For the entries that follow, state how many lines include the word "this", giving the number and nothing else.
-------- SUPPLIED MATERIAL
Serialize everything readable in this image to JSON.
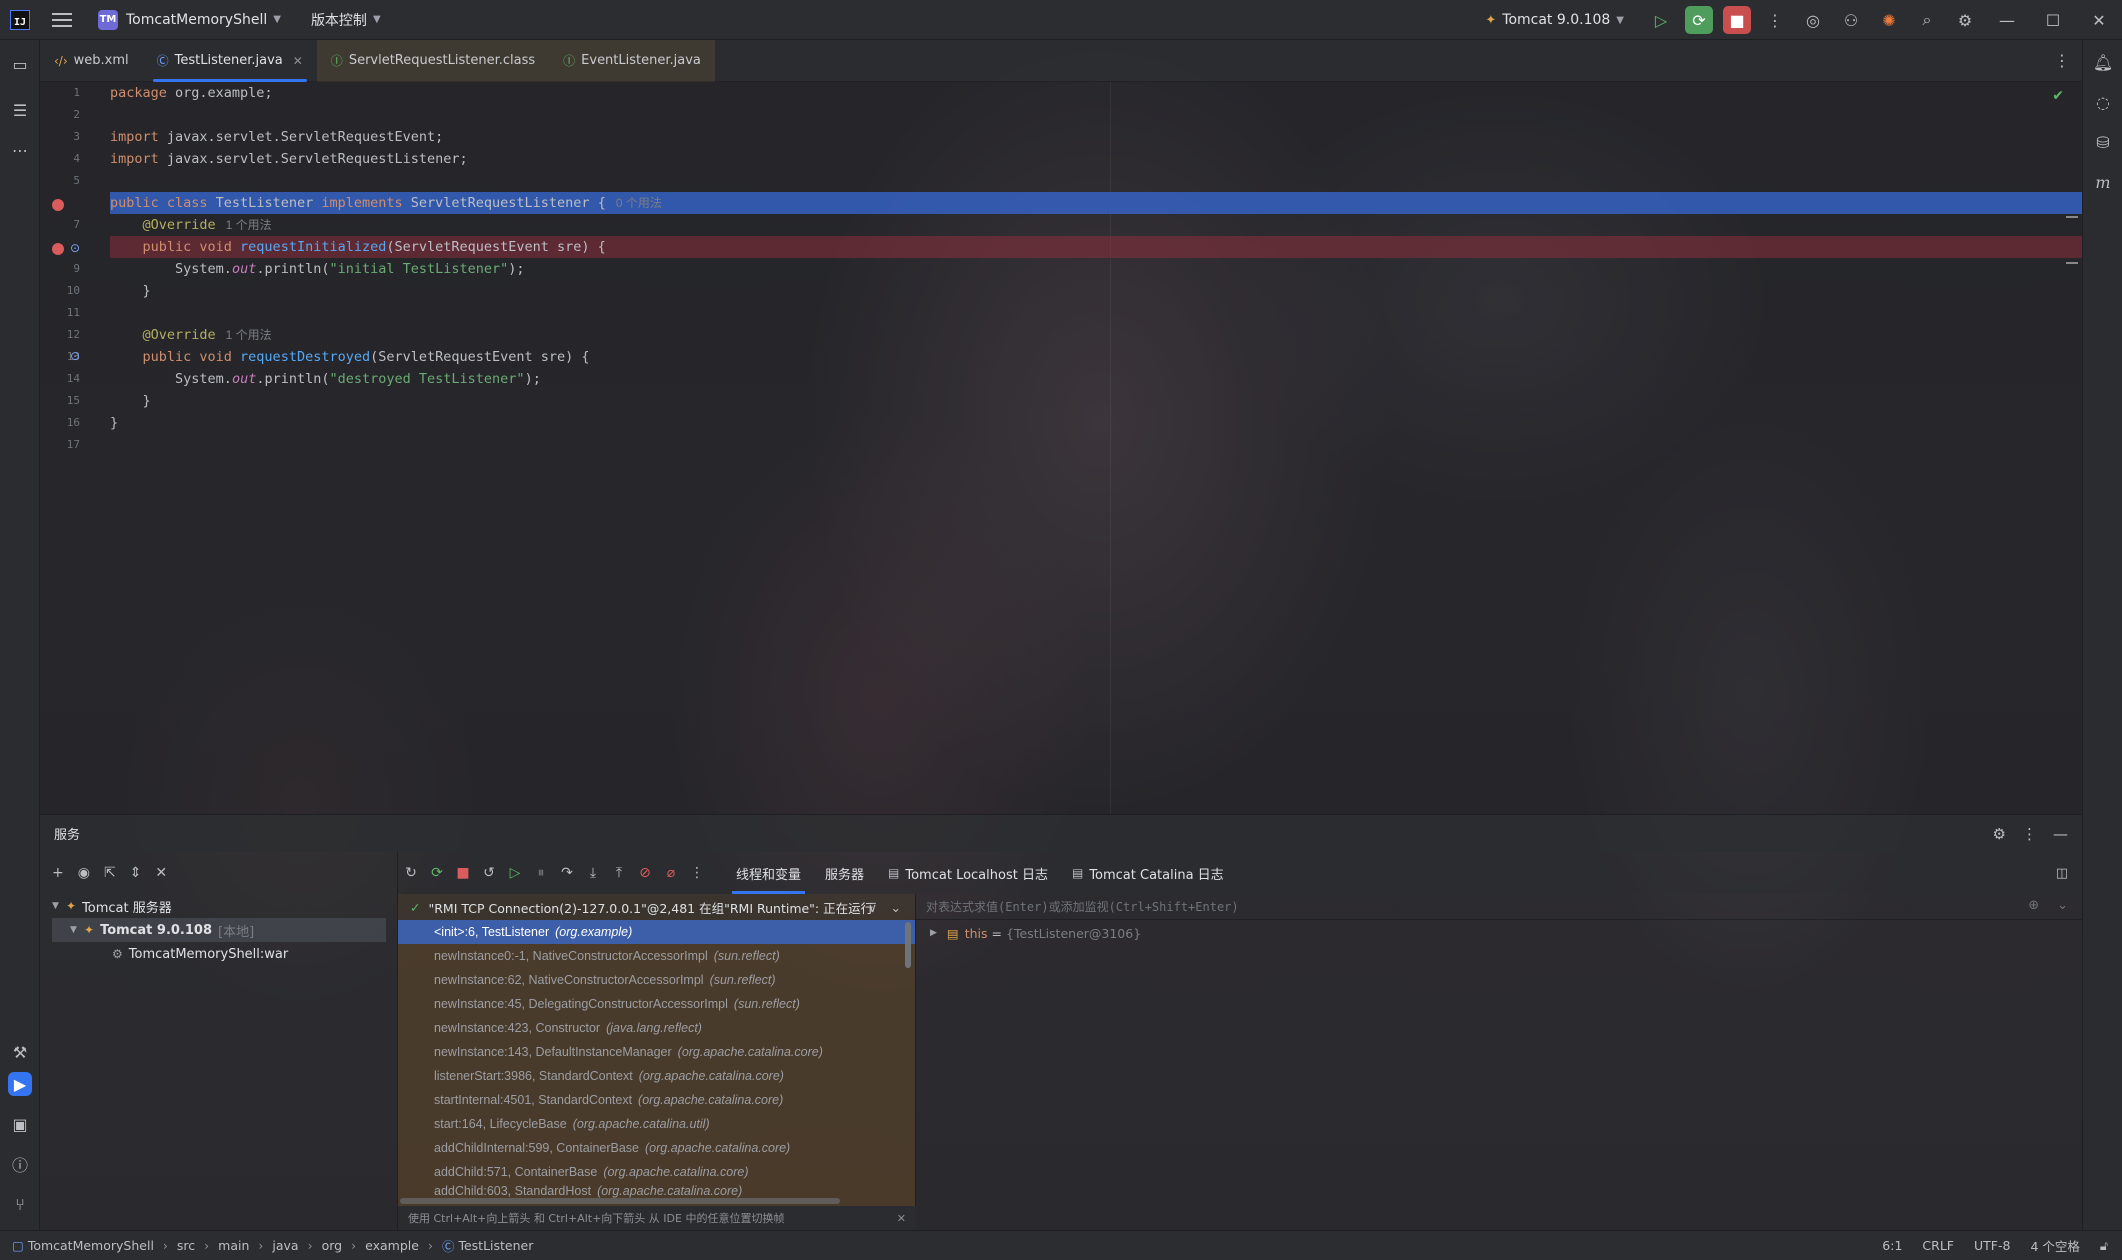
{
  "titlebar": {
    "project_chip": "TM",
    "project_name": "TomcatMemoryShell",
    "vcs_label": "版本控制",
    "run_config": "Tomcat 9.0.108"
  },
  "tabs": [
    {
      "label": "web.xml",
      "icon": "xml-file-icon"
    },
    {
      "label": "TestListener.java",
      "icon": "java-class-icon"
    },
    {
      "label": "ServletRequestListener.class",
      "icon": "interface-icon"
    },
    {
      "label": "EventListener.java",
      "icon": "interface-icon"
    }
  ],
  "editor": {
    "lines": [
      "1",
      "2",
      "3",
      "4",
      "5",
      "6",
      "7",
      "8",
      "9",
      "10",
      "11",
      "12",
      "13",
      "14",
      "15",
      "16",
      "17"
    ],
    "code": {
      "l1": [
        "package",
        " org.example;"
      ],
      "l3": [
        "import",
        " javax.servlet.ServletRequestEvent;"
      ],
      "l4": [
        "import",
        " javax.servlet.ServletRequestListener;"
      ],
      "l6": [
        "public class",
        " TestListener ",
        "implements",
        " ServletRequestListener {",
        "0 个用法"
      ],
      "l7": [
        "@Override",
        "1 个用法"
      ],
      "l8": [
        "public void",
        " requestInitialized",
        "(ServletRequestEvent sre) {"
      ],
      "l9": [
        "System.",
        "out",
        ".println(",
        "\"initial TestListener\"",
        ");"
      ],
      "l10": [
        "}"
      ],
      "l12": [
        "@Override",
        "1 个用法"
      ],
      "l13": [
        "public void",
        " requestDestroyed",
        "(ServletRequestEvent sre) {"
      ],
      "l14": [
        "System.",
        "out",
        ".println(",
        "\"destroyed TestListener\"",
        ");"
      ],
      "l15": [
        "}"
      ],
      "l16": [
        "}"
      ]
    }
  },
  "services": {
    "title": "服务",
    "tree": {
      "root": "Tomcat 服务器",
      "server": "Tomcat 9.0.108",
      "server_note": "[本地]",
      "artifact": "TomcatMemoryShell:war"
    },
    "tabs": [
      "线程和变量",
      "服务器",
      "Tomcat Localhost 日志",
      "Tomcat Catalina 日志"
    ],
    "thread": "\"RMI TCP Connection(2)-127.0.0.1\"@2,481 在组\"RMI Runtime\": 正在运行",
    "frames": [
      {
        "method": "<init>:6, TestListener",
        "pkg": "(org.example)"
      },
      {
        "method": "newInstance0:-1, NativeConstructorAccessorImpl",
        "pkg": "(sun.reflect)"
      },
      {
        "method": "newInstance:62, NativeConstructorAccessorImpl",
        "pkg": "(sun.reflect)"
      },
      {
        "method": "newInstance:45, DelegatingConstructorAccessorImpl",
        "pkg": "(sun.reflect)"
      },
      {
        "method": "newInstance:423, Constructor",
        "pkg": "(java.lang.reflect)"
      },
      {
        "method": "newInstance:143, DefaultInstanceManager",
        "pkg": "(org.apache.catalina.core)"
      },
      {
        "method": "listenerStart:3986, StandardContext",
        "pkg": "(org.apache.catalina.core)"
      },
      {
        "method": "startInternal:4501, StandardContext",
        "pkg": "(org.apache.catalina.core)"
      },
      {
        "method": "start:164, LifecycleBase",
        "pkg": "(org.apache.catalina.util)"
      },
      {
        "method": "addChildInternal:599, ContainerBase",
        "pkg": "(org.apache.catalina.core)"
      },
      {
        "method": "addChild:571, ContainerBase",
        "pkg": "(org.apache.catalina.core)"
      },
      {
        "method": "addChild:603, StandardHost",
        "pkg": "(org.apache.catalina.core)"
      }
    ],
    "hint": "使用 Ctrl+Alt+向上箭头 和 Ctrl+Alt+向下箭头 从 IDE 中的任意位置切换帧",
    "eval_placeholder": "对表达式求值(Enter)或添加监视(Ctrl+Shift+Enter)",
    "variable": {
      "name": "this",
      "eq": "=",
      "value": "{TestListener@3106}"
    }
  },
  "statusbar": {
    "crumbs": [
      "TomcatMemoryShell",
      "src",
      "main",
      "java",
      "org",
      "example",
      "TestListener"
    ],
    "position": "6:1",
    "line_sep": "CRLF",
    "encoding": "UTF-8",
    "indent": "4 个空格"
  },
  "colors": {
    "accent": "#3574f0",
    "selection": "#3562c3",
    "keyword": "#cf8e6d",
    "function": "#56a8f5",
    "string": "#6aab73",
    "annotation": "#b3ae60",
    "breakpoint": "#db5c5c"
  }
}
----------------
▸ RESPONSE: 2